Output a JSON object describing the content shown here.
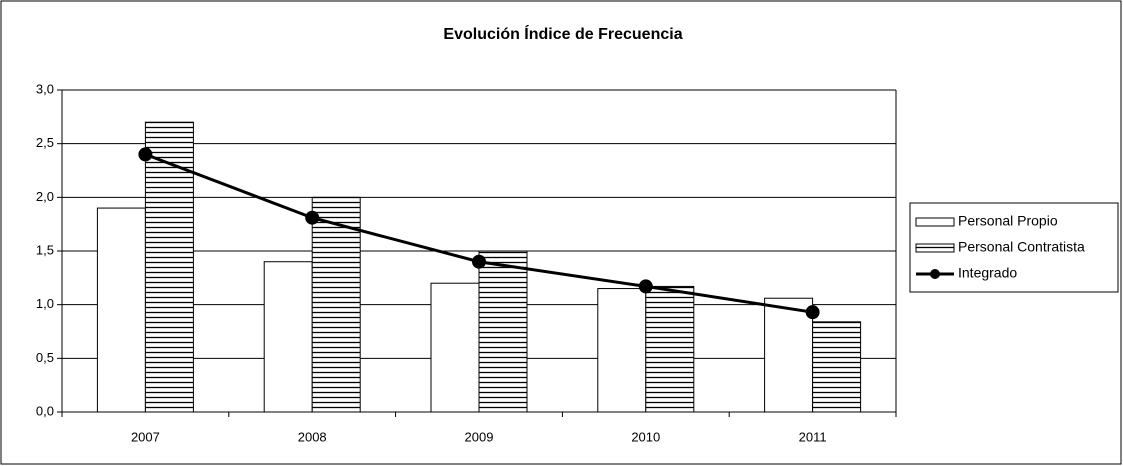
{
  "chart_data": {
    "type": "bar",
    "title": "Evolución Índice de Frecuencia",
    "categories": [
      "2007",
      "2008",
      "2009",
      "2010",
      "2011"
    ],
    "series": [
      {
        "name": "Personal Propio",
        "type": "bar",
        "color": "#ffffff",
        "hatch": false,
        "values": [
          1.9,
          1.4,
          1.2,
          1.15,
          1.06
        ]
      },
      {
        "name": "Personal Contratista",
        "type": "bar",
        "color": "#000000",
        "hatch": true,
        "values": [
          2.7,
          2.0,
          1.5,
          1.17,
          0.84
        ]
      },
      {
        "name": "Integrado",
        "type": "line",
        "color": "#000000",
        "values": [
          2.4,
          1.81,
          1.4,
          1.17,
          0.93
        ]
      }
    ],
    "ylim": [
      0,
      3
    ],
    "yticks": [
      {
        "value": 0,
        "label": "0,0"
      },
      {
        "value": 0.5,
        "label": "0,5"
      },
      {
        "value": 1,
        "label": "1,0"
      },
      {
        "value": 1.5,
        "label": "1,5"
      },
      {
        "value": 2,
        "label": "2,0"
      },
      {
        "value": 2.5,
        "label": "2,5"
      },
      {
        "value": 3,
        "label": "3,0"
      }
    ],
    "grid": true,
    "legend": "right"
  }
}
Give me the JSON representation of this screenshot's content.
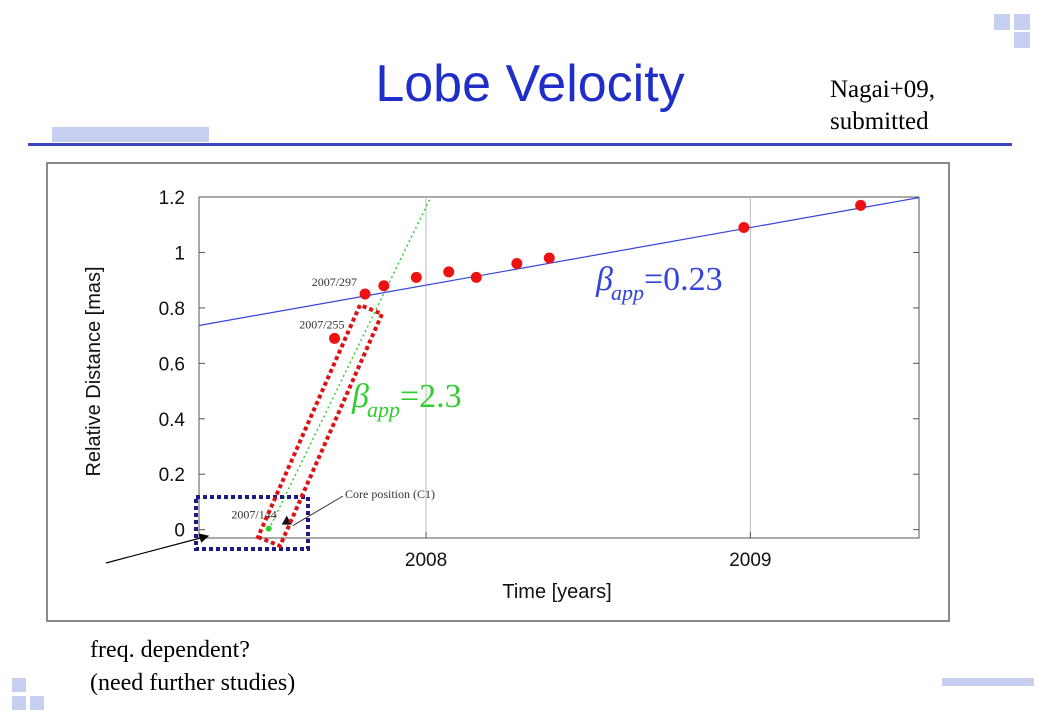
{
  "slide": {
    "title": "Lobe Velocity",
    "citation_line1": "Nagai+09,",
    "citation_line2": "submitted",
    "note_line1": "freq. dependent?",
    "note_line2": "(need further studies)"
  },
  "colors": {
    "title": "#1f2ec8",
    "deco": "#c6cff0",
    "fit_slow": "#3344dd",
    "fit_fast": "#33cc33",
    "points": "#ee1111",
    "highlight_red": "#dd1111",
    "highlight_blue": "#1a1a88"
  },
  "chart_data": {
    "type": "scatter",
    "xlabel": "Time [years]",
    "ylabel": "Relative Distance [mas]",
    "xlim": [
      2007.3,
      2009.52
    ],
    "ylim": [
      -0.03,
      1.2
    ],
    "x_ticks": [
      2008,
      2009
    ],
    "x_tick_labels": [
      "2008",
      "2009"
    ],
    "y_ticks": [
      0,
      0.2,
      0.4,
      0.6,
      0.8,
      1.0,
      1.2
    ],
    "y_tick_labels": [
      "0",
      "0.2",
      "0.4",
      "0.6",
      "0.8",
      "1",
      "1.2"
    ],
    "grid": "vertical",
    "series": [
      {
        "values_x": [
          2007.718,
          2007.812,
          2007.87,
          2007.97,
          2008.07,
          2008.155,
          2008.28,
          2008.38,
          2008.98,
          2009.34
        ],
        "values_y": [
          0.69,
          0.85,
          0.88,
          0.91,
          0.93,
          0.91,
          0.96,
          0.98,
          1.09,
          1.17
        ]
      }
    ],
    "core": {
      "x": 2007.515,
      "y": 0.0
    },
    "annotations": [
      {
        "text": "2007/297",
        "x": 2007.812,
        "y": 0.85
      },
      {
        "text": "2007/255",
        "x": 2007.718,
        "y": 0.69
      },
      {
        "text": "2007/144",
        "x": 2007.515,
        "y": 0.0
      },
      {
        "text": "Core position (C1)",
        "x": 2007.53,
        "y": 0.01
      }
    ],
    "fits": [
      {
        "label_symbol": "β",
        "label_sub": "app",
        "label_value": "=0.23",
        "slope": 0.2078,
        "intercept_x": 2008.0,
        "intercept_y": 0.882,
        "style": "solid"
      },
      {
        "label_symbol": "β",
        "label_sub": "app",
        "label_value": "=2.3",
        "slope": 2.4,
        "intercept_x": 2007.515,
        "intercept_y": 0.0,
        "style": "dotted"
      }
    ]
  }
}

————

### [Instructions to follow]
Write out the entries above verbatim; the pictures do not belong in your copy.

### [Reply to the exercise]
Output a JSON object describing the content shown here.
{
  "chart_data": {
    "type": "bar",
    "title": "Evolución Índice de Frecuencia",
    "categories": [
      "2007",
      "2008",
      "2009",
      "2010",
      "2011"
    ],
    "series": [
      {
        "name": "Personal Propio",
        "type": "bar",
        "color": "#ffffff",
        "hatch": false,
        "values": [
          1.9,
          1.4,
          1.2,
          1.15,
          1.06
        ]
      },
      {
        "name": "Personal Contratista",
        "type": "bar",
        "color": "#000000",
        "hatch": true,
        "values": [
          2.7,
          2.0,
          1.5,
          1.17,
          0.84
        ]
      },
      {
        "name": "Integrado",
        "type": "line",
        "color": "#000000",
        "values": [
          2.4,
          1.81,
          1.4,
          1.17,
          0.93
        ]
      }
    ],
    "ylim": [
      0,
      3
    ],
    "yticks": [
      {
        "value": 0,
        "label": "0,0"
      },
      {
        "value": 0.5,
        "label": "0,5"
      },
      {
        "value": 1,
        "label": "1,0"
      },
      {
        "value": 1.5,
        "label": "1,5"
      },
      {
        "value": 2,
        "label": "2,0"
      },
      {
        "value": 2.5,
        "label": "2,5"
      },
      {
        "value": 3,
        "label": "3,0"
      }
    ],
    "grid": true,
    "legend": "right"
  }
}
Give me the JSON representation of this screenshot's content.
{
  "slide": {
    "title": "Lobe Velocity",
    "citation_line1": "Nagai+09,",
    "citation_line2": "submitted",
    "note_line1": "freq. dependent?",
    "note_line2": "(need further studies)"
  },
  "colors": {
    "title": "#1f2ec8",
    "deco": "#c6cff0",
    "fit_slow": "#3344dd",
    "fit_fast": "#33cc33",
    "points": "#ee1111",
    "highlight_red": "#dd1111",
    "highlight_blue": "#1a1a88"
  },
  "chart_data": {
    "type": "scatter",
    "xlabel": "Time [years]",
    "ylabel": "Relative Distance [mas]",
    "xlim": [
      2007.3,
      2009.52
    ],
    "ylim": [
      -0.03,
      1.2
    ],
    "x_ticks": [
      2008,
      2009
    ],
    "x_tick_labels": [
      "2008",
      "2009"
    ],
    "y_ticks": [
      0,
      0.2,
      0.4,
      0.6,
      0.8,
      1.0,
      1.2
    ],
    "y_tick_labels": [
      "0",
      "0.2",
      "0.4",
      "0.6",
      "0.8",
      "1",
      "1.2"
    ],
    "grid": "vertical",
    "series": [
      {
        "values_x": [
          2007.718,
          2007.812,
          2007.87,
          2007.97,
          2008.07,
          2008.155,
          2008.28,
          2008.38,
          2008.98,
          2009.34
        ],
        "values_y": [
          0.69,
          0.85,
          0.88,
          0.91,
          0.93,
          0.91,
          0.96,
          0.98,
          1.09,
          1.17
        ]
      }
    ],
    "core": {
      "x": 2007.515,
      "y": 0.0
    },
    "annotations": [
      {
        "text": "2007/297",
        "x": 2007.812,
        "y": 0.85
      },
      {
        "text": "2007/255",
        "x": 2007.718,
        "y": 0.69
      },
      {
        "text": "2007/144",
        "x": 2007.515,
        "y": 0.0
      },
      {
        "text": "Core position (C1)",
        "x": 2007.53,
        "y": 0.01
      }
    ],
    "fits": [
      {
        "label_symbol": "β",
        "label_sub": "app",
        "label_value": "=0.23",
        "slope": 0.2078,
        "intercept_x": 2008.0,
        "intercept_y": 0.882,
        "style": "solid"
      },
      {
        "label_symbol": "β",
        "label_sub": "app",
        "label_value": "=2.3",
        "slope": 2.4,
        "intercept_x": 2007.515,
        "intercept_y": 0.0,
        "style": "dotted"
      }
    ]
  }
}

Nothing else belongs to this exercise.